[Some records]
****

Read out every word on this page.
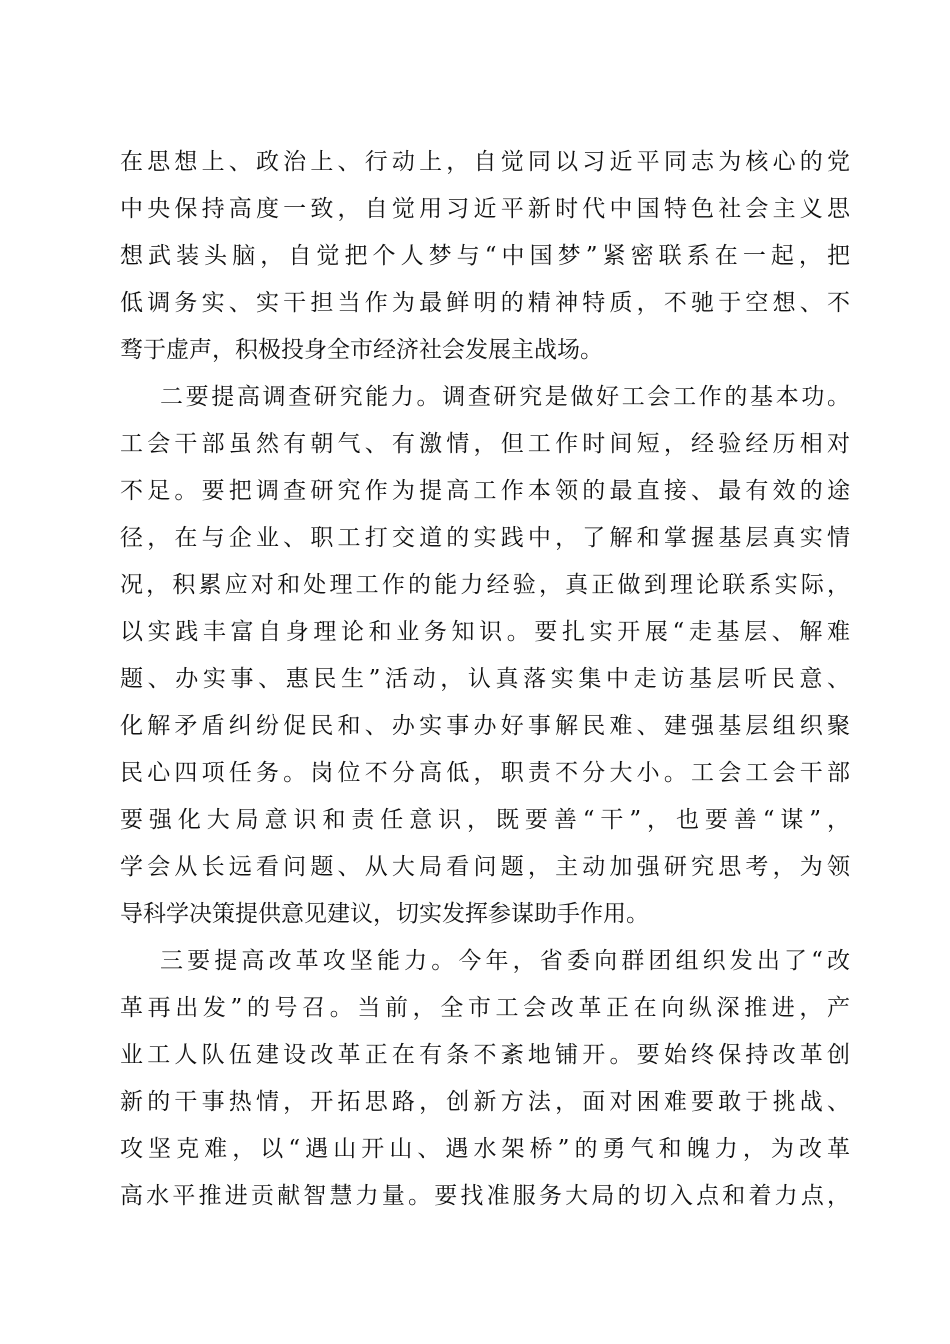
在思想上、政治上、行动上，自觉同以习近平同志为核心的党
中央保持高度一致，自觉用习近平新时代中国特色社会主义思
想武装头脑，自觉把个人梦与“中国梦”紧密联系在一起，把
低调务实、实干担当作为最鲜明的精神特质，不驰于空想、不
骛于虚声，积极投身全市经济社会发展主战场。
二要提高调查研究能力。调查研究是做好工会工作的基本功。
工会干部虽然有朝气、有激情，但工作时间短，经验经历相对
不足。要把调查研究作为提高工作本领的最直接、最有效的途
径，在与企业、职工打交道的实践中，了解和掌握基层真实情
况，积累应对和处理工作的能力经验，真正做到理论联系实际，
以实践丰富自身理论和业务知识。要扎实开展“走基层、解难
题、办实事、惠民生”活动，认真落实集中走访基层听民意、
化解矛盾纠纷促民和、办实事办好事解民难、建强基层组织聚
民心四项任务。岗位不分高低，职责不分大小。工会工会干部
要强化大局意识和责任意识，既要善“干”，也要善“谋”，
学会从长远看问题、从大局看问题，主动加强研究思考，为领
导科学决策提供意见建议，切实发挥参谋助手作用。
三要提高改革攻坚能力。今年，省委向群团组织发出了“改
革再出发”的号召。当前，全市工会改革正在向纵深推进，产
业工人队伍建设改革正在有条不紊地铺开。要始终保持改革创
新的干事热情，开拓思路，创新方法，面对困难要敢于挑战、
攻坚克难，以“遇山开山、遇水架桥”的勇气和魄力，为改革
高水平推进贡献智慧力量。要找准服务大局的切入点和着力点，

****

Description of the task: Print out the whole of the material word for word, without pictures.

Solution below:
Read out every word on this page.
在思想上、政治上、行动上，自觉同以习近平同志为核心的党
中央保持高度一致，自觉用习近平新时代中国特色社会主义思
想武装头脑，自觉把个人梦与“中国梦”紧密联系在一起，把
低调务实、实干担当作为最鲜明的精神特质，不驰于空想、不
骛于虚声，积极投身全市经济社会发展主战场。
二要提高调查研究能力。调查研究是做好工会工作的基本功。
工会干部虽然有朝气、有激情，但工作时间短，经验经历相对
不足。要把调查研究作为提高工作本领的最直接、最有效的途
径，在与企业、职工打交道的实践中，了解和掌握基层真实情
况，积累应对和处理工作的能力经验，真正做到理论联系实际，
以实践丰富自身理论和业务知识。要扎实开展“走基层、解难
题、办实事、惠民生”活动，认真落实集中走访基层听民意、
化解矛盾纠纷促民和、办实事办好事解民难、建强基层组织聚
民心四项任务。岗位不分高低，职责不分大小。工会工会干部
要强化大局意识和责任意识，既要善“干”，也要善“谋”，
学会从长远看问题、从大局看问题，主动加强研究思考，为领
导科学决策提供意见建议，切实发挥参谋助手作用。
三要提高改革攻坚能力。今年，省委向群团组织发出了“改
革再出发”的号召。当前，全市工会改革正在向纵深推进，产
业工人队伍建设改革正在有条不紊地铺开。要始终保持改革创
新的干事热情，开拓思路，创新方法，面对困难要敢于挑战、
攻坚克难，以“遇山开山、遇水架桥”的勇气和魄力，为改革
高水平推进贡献智慧力量。要找准服务大局的切入点和着力点，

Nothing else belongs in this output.